>>

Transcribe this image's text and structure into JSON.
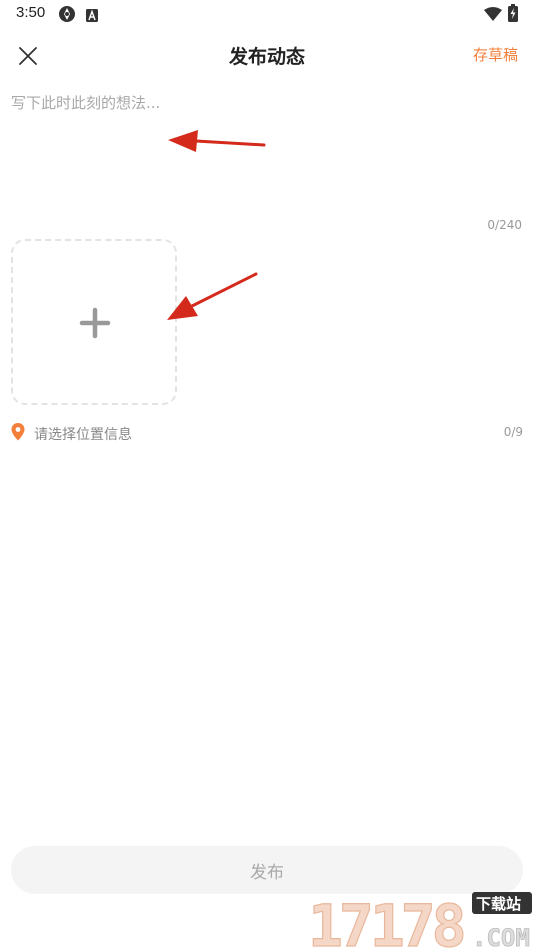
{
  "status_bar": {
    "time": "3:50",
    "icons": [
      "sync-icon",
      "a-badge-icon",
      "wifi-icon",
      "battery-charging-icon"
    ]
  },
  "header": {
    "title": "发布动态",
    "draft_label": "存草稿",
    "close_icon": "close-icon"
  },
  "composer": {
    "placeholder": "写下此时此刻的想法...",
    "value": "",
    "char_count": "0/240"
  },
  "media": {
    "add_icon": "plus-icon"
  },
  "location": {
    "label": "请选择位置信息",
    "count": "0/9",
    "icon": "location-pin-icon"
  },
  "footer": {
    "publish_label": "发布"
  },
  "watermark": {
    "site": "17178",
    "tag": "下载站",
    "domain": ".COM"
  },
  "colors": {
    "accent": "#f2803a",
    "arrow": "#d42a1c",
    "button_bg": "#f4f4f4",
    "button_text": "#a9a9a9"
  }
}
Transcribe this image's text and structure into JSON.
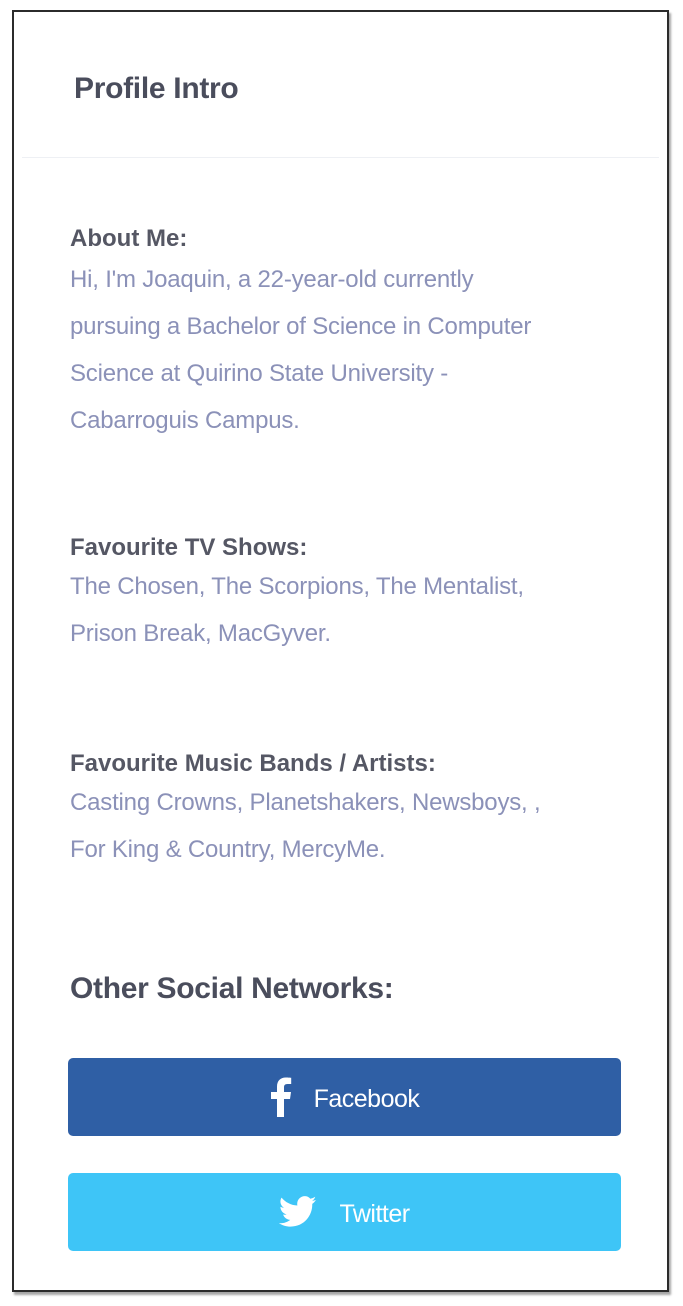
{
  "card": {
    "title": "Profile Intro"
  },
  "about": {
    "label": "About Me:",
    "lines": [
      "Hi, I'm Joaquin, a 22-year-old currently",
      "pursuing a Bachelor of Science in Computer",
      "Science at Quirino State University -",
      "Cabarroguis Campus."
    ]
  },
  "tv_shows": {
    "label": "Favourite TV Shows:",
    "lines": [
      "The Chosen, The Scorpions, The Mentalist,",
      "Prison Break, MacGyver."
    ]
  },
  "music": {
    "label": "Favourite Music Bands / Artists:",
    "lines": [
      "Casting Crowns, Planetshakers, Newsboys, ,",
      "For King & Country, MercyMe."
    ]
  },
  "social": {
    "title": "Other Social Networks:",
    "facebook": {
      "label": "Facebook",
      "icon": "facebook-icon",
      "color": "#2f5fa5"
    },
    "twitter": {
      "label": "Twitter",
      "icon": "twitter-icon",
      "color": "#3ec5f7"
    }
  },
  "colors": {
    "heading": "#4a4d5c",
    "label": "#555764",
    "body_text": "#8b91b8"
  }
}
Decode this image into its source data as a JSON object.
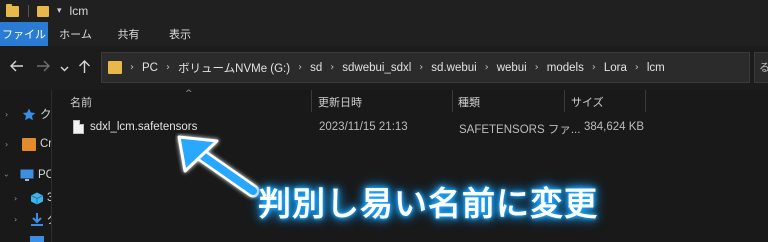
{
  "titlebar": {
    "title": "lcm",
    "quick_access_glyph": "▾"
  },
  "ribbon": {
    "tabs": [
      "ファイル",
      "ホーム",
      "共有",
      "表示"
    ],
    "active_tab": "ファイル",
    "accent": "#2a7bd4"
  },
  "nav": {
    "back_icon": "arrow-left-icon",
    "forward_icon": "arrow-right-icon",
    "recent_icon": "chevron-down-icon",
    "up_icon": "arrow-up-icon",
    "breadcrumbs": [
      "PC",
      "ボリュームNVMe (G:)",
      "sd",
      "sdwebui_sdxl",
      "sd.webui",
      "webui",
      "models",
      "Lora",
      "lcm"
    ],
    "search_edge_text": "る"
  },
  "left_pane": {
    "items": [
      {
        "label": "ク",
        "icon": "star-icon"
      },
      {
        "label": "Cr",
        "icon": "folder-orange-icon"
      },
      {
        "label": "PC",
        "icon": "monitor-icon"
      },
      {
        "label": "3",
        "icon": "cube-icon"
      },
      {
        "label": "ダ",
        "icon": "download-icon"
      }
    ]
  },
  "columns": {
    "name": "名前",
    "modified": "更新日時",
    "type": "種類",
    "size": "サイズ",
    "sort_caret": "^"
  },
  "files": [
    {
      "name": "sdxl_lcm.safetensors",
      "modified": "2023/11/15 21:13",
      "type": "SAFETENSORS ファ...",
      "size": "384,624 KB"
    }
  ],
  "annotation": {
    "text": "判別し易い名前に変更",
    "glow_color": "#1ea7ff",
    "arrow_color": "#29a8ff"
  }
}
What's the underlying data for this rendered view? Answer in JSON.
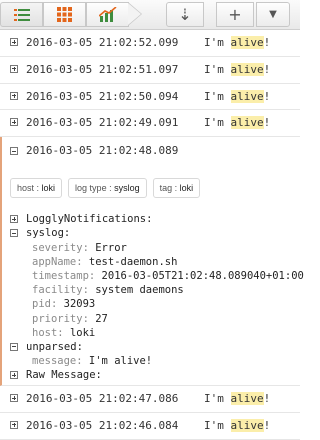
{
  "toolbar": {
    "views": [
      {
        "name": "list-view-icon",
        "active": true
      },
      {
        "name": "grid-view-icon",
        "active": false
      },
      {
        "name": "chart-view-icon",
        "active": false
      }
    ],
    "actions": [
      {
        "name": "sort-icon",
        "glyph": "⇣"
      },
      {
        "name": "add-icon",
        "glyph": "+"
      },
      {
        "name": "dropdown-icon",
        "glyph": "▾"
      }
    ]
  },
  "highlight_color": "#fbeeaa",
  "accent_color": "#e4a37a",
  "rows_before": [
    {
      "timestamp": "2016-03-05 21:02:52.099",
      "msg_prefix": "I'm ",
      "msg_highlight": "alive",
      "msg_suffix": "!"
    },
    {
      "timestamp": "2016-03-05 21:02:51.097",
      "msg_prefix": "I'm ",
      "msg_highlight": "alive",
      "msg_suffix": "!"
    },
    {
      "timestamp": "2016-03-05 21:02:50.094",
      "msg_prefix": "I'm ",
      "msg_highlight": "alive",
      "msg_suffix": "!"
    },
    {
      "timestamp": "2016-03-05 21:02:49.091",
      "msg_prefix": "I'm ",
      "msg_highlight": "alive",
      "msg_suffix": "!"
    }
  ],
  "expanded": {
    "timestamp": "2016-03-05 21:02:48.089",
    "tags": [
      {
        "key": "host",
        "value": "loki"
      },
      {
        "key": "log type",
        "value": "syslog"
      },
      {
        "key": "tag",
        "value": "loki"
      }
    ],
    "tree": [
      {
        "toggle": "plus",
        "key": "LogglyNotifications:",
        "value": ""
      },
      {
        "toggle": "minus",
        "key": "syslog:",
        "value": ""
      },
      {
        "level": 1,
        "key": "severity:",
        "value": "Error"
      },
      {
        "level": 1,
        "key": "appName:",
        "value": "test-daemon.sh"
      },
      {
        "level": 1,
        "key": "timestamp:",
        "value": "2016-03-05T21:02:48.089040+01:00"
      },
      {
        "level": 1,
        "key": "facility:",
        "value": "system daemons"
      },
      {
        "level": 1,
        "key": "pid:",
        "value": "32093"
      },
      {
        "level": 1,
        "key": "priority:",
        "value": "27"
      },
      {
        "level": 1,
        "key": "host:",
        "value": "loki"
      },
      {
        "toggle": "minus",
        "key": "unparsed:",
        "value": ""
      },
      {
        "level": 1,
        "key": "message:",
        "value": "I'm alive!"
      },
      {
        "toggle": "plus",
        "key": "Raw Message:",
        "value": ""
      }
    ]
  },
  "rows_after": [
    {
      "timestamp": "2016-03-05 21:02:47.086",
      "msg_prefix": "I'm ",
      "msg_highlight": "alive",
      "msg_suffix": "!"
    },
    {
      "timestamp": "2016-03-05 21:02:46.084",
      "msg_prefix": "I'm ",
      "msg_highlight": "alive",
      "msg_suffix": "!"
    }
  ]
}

<<

*Given problem*.
Set down every entry word for word, but omit the pictures.

*Response for this exercise*.
Transcribe this image's text and structure into JSON.
{
  "status_bar": {
    "time": "3:50",
    "icons": [
      "sync-icon",
      "a-badge-icon",
      "wifi-icon",
      "battery-charging-icon"
    ]
  },
  "header": {
    "title": "发布动态",
    "draft_label": "存草稿",
    "close_icon": "close-icon"
  },
  "composer": {
    "placeholder": "写下此时此刻的想法...",
    "value": "",
    "char_count": "0/240"
  },
  "media": {
    "add_icon": "plus-icon"
  },
  "location": {
    "label": "请选择位置信息",
    "count": "0/9",
    "icon": "location-pin-icon"
  },
  "footer": {
    "publish_label": "发布"
  },
  "watermark": {
    "site": "17178",
    "tag": "下载站",
    "domain": ".COM"
  },
  "colors": {
    "accent": "#f2803a",
    "arrow": "#d42a1c",
    "button_bg": "#f4f4f4",
    "button_text": "#a9a9a9"
  }
}
Transcribe this image's text and structure into JSON.
{
  "card": {
    "title": "Profile Intro"
  },
  "about": {
    "label": "About Me:",
    "lines": [
      "Hi, I'm Joaquin, a 22-year-old currently",
      "pursuing a Bachelor of Science in Computer",
      "Science at Quirino State University -",
      "Cabarroguis Campus."
    ]
  },
  "tv_shows": {
    "label": "Favourite TV Shows:",
    "lines": [
      "The Chosen, The Scorpions, The Mentalist,",
      "Prison Break, MacGyver."
    ]
  },
  "music": {
    "label": "Favourite Music Bands / Artists:",
    "lines": [
      "Casting Crowns, Planetshakers, Newsboys, ,",
      "For King & Country, MercyMe."
    ]
  },
  "social": {
    "title": "Other Social Networks:",
    "facebook": {
      "label": "Facebook",
      "icon": "facebook-icon",
      "color": "#2f5fa5"
    },
    "twitter": {
      "label": "Twitter",
      "icon": "twitter-icon",
      "color": "#3ec5f7"
    }
  },
  "colors": {
    "heading": "#4a4d5c",
    "label": "#555764",
    "body_text": "#8b91b8"
  }
}
Decode this image into its source data as a JSON object.
{
  "titlebar": {
    "title": "lcm",
    "quick_access_glyph": "▾"
  },
  "ribbon": {
    "tabs": [
      "ファイル",
      "ホーム",
      "共有",
      "表示"
    ],
    "active_tab": "ファイル",
    "accent": "#2a7bd4"
  },
  "nav": {
    "back_icon": "arrow-left-icon",
    "forward_icon": "arrow-right-icon",
    "recent_icon": "chevron-down-icon",
    "up_icon": "arrow-up-icon",
    "breadcrumbs": [
      "PC",
      "ボリュームNVMe (G:)",
      "sd",
      "sdwebui_sdxl",
      "sd.webui",
      "webui",
      "models",
      "Lora",
      "lcm"
    ],
    "search_edge_text": "る"
  },
  "left_pane": {
    "items": [
      {
        "label": "ク",
        "icon": "star-icon"
      },
      {
        "label": "Cr",
        "icon": "folder-orange-icon"
      },
      {
        "label": "PC",
        "icon": "monitor-icon"
      },
      {
        "label": "3",
        "icon": "cube-icon"
      },
      {
        "label": "ダ",
        "icon": "download-icon"
      }
    ]
  },
  "columns": {
    "name": "名前",
    "modified": "更新日時",
    "type": "種類",
    "size": "サイズ",
    "sort_caret": "^"
  },
  "files": [
    {
      "name": "sdxl_lcm.safetensors",
      "modified": "2023/11/15 21:13",
      "type": "SAFETENSORS ファ...",
      "size": "384,624 KB"
    }
  ],
  "annotation": {
    "text": "判別し易い名前に変更",
    "glow_color": "#1ea7ff",
    "arrow_color": "#29a8ff"
  }
}
What's the underlying data for this rendered view? Answer in JSON.
{
  "toolbar": {
    "views": [
      {
        "name": "list-view-icon",
        "active": true
      },
      {
        "name": "grid-view-icon",
        "active": false
      },
      {
        "name": "chart-view-icon",
        "active": false
      }
    ],
    "actions": [
      {
        "name": "sort-icon",
        "glyph": "⇣"
      },
      {
        "name": "add-icon",
        "glyph": "+"
      },
      {
        "name": "dropdown-icon",
        "glyph": "▾"
      }
    ]
  },
  "highlight_color": "#fbeeaa",
  "accent_color": "#e4a37a",
  "rows_before": [
    {
      "timestamp": "2016-03-05 21:02:52.099",
      "msg_prefix": "I'm ",
      "msg_highlight": "alive",
      "msg_suffix": "!"
    },
    {
      "timestamp": "2016-03-05 21:02:51.097",
      "msg_prefix": "I'm ",
      "msg_highlight": "alive",
      "msg_suffix": "!"
    },
    {
      "timestamp": "2016-03-05 21:02:50.094",
      "msg_prefix": "I'm ",
      "msg_highlight": "alive",
      "msg_suffix": "!"
    },
    {
      "timestamp": "2016-03-05 21:02:49.091",
      "msg_prefix": "I'm ",
      "msg_highlight": "alive",
      "msg_suffix": "!"
    }
  ],
  "expanded": {
    "timestamp": "2016-03-05 21:02:48.089",
    "tags": [
      {
        "key": "host",
        "value": "loki"
      },
      {
        "key": "log type",
        "value": "syslog"
      },
      {
        "key": "tag",
        "value": "loki"
      }
    ],
    "tree": [
      {
        "toggle": "plus",
        "key": "LogglyNotifications:",
        "value": ""
      },
      {
        "toggle": "minus",
        "key": "syslog:",
        "value": ""
      },
      {
        "level": 1,
        "key": "severity:",
        "value": "Error"
      },
      {
        "level": 1,
        "key": "appName:",
        "value": "test-daemon.sh"
      },
      {
        "level": 1,
        "key": "timestamp:",
        "value": "2016-03-05T21:02:48.089040+01:00"
      },
      {
        "level": 1,
        "key": "facility:",
        "value": "system daemons"
      },
      {
        "level": 1,
        "key": "pid:",
        "value": "32093"
      },
      {
        "level": 1,
        "key": "priority:",
        "value": "27"
      },
      {
        "level": 1,
        "key": "host:",
        "value": "loki"
      },
      {
        "toggle": "minus",
        "key": "unparsed:",
        "value": ""
      },
      {
        "level": 1,
        "key": "message:",
        "value": "I'm alive!"
      },
      {
        "toggle": "plus",
        "key": "Raw Message:",
        "value": ""
      }
    ]
  },
  "rows_after": [
    {
      "timestamp": "2016-03-05 21:02:47.086",
      "msg_prefix": "I'm ",
      "msg_highlight": "alive",
      "msg_suffix": "!"
    },
    {
      "timestamp": "2016-03-05 21:02:46.084",
      "msg_prefix": "I'm ",
      "msg_highlight": "alive",
      "msg_suffix": "!"
    }
  ]
}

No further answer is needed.